--- GOAL OF THE EXERCISE ---
Extract all lines that hold "JSON" from the records below.

--- SUPPLIED DATA ---
++++++++++++++++++++
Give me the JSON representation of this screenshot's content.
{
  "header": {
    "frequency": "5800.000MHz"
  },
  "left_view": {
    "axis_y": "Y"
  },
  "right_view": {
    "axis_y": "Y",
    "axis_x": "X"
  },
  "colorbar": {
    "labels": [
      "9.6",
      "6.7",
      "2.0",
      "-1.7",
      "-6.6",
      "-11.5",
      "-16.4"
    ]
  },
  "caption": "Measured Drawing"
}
++++++++++++++++++++
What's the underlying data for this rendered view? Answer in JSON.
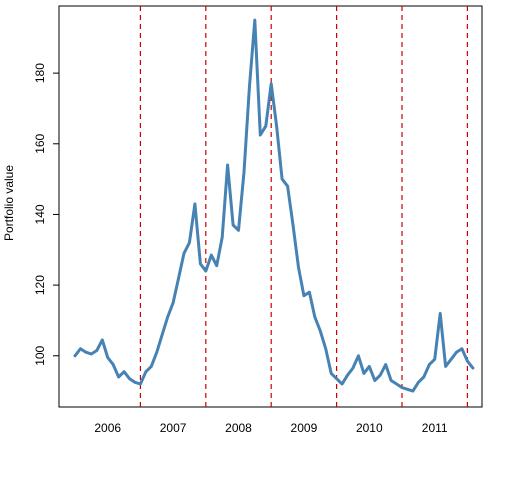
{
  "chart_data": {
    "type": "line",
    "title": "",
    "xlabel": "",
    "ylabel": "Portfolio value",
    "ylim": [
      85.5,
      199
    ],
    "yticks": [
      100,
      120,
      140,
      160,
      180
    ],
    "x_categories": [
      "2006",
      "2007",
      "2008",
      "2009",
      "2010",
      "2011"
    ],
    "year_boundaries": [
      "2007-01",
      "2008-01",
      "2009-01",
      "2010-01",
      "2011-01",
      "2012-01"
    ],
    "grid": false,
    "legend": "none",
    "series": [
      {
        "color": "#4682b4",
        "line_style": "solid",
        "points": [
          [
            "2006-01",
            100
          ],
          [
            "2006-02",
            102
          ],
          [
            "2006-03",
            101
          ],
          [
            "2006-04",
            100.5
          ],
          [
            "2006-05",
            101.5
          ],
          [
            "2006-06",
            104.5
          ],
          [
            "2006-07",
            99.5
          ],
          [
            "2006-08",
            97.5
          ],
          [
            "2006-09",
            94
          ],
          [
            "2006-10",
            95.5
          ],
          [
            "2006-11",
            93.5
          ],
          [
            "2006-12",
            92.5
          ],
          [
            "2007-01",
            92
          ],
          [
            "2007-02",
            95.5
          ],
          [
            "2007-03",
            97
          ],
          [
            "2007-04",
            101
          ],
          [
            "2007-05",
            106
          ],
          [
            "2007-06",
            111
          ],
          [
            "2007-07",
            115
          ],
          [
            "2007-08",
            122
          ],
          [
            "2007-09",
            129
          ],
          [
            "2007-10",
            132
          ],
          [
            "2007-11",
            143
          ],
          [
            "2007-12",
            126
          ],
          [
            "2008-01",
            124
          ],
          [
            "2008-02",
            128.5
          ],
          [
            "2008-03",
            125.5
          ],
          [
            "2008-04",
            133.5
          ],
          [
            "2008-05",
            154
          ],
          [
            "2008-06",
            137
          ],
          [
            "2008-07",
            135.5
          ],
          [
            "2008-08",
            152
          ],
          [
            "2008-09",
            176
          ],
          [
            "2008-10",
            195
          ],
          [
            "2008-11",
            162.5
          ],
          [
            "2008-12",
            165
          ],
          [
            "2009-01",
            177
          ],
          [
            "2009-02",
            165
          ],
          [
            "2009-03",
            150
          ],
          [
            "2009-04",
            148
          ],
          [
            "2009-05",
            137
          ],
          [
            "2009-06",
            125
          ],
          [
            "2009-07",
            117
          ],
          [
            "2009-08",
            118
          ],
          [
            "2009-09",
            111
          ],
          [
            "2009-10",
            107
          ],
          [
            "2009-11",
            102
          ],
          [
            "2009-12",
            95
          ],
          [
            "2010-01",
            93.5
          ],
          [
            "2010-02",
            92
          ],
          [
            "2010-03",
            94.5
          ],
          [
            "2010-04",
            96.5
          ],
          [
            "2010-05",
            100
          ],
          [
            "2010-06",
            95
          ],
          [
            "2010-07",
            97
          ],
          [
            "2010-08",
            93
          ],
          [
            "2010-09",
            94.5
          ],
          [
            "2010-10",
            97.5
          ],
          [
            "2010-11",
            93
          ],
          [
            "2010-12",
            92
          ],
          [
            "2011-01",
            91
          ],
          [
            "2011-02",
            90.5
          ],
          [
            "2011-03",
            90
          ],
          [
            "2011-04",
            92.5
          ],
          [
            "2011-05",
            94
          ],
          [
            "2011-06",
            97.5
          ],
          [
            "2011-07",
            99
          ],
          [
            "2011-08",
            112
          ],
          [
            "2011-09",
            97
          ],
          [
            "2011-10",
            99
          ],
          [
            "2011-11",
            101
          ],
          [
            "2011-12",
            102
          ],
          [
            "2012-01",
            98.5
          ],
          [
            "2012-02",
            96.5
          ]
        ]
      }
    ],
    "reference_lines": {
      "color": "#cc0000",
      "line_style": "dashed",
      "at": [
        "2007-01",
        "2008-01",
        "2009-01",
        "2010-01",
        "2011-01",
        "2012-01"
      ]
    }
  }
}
++++++++++++++++++++
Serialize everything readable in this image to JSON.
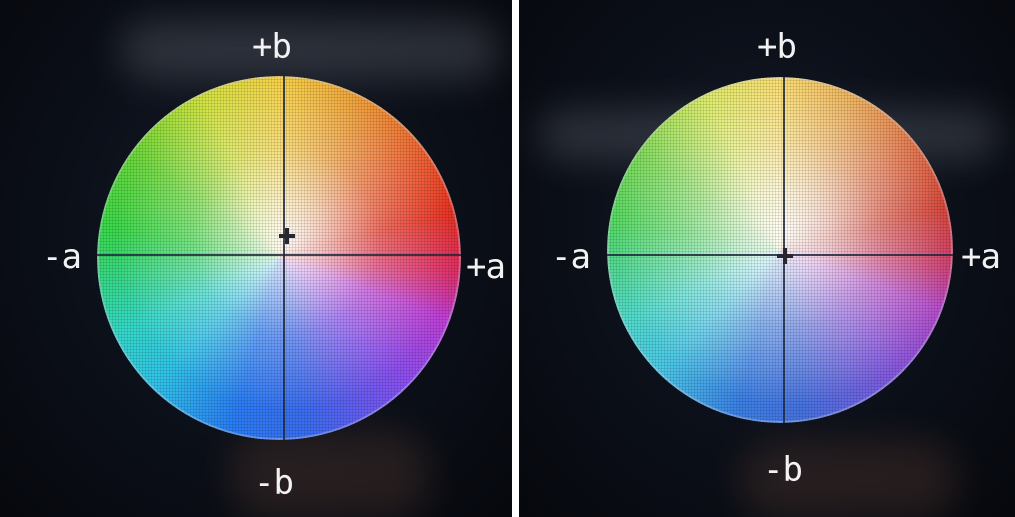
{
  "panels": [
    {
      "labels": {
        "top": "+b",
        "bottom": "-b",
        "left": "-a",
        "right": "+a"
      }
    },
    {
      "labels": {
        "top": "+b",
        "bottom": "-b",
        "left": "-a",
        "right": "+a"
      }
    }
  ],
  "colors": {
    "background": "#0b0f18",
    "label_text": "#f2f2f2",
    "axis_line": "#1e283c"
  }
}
++++++++++++++++++++
--- RESULT ---
Give me the JSON representation of this screenshot's content.
What's the underlying data for this rendered view? Answer in JSON.
Serialize everything readable in this image to JSON.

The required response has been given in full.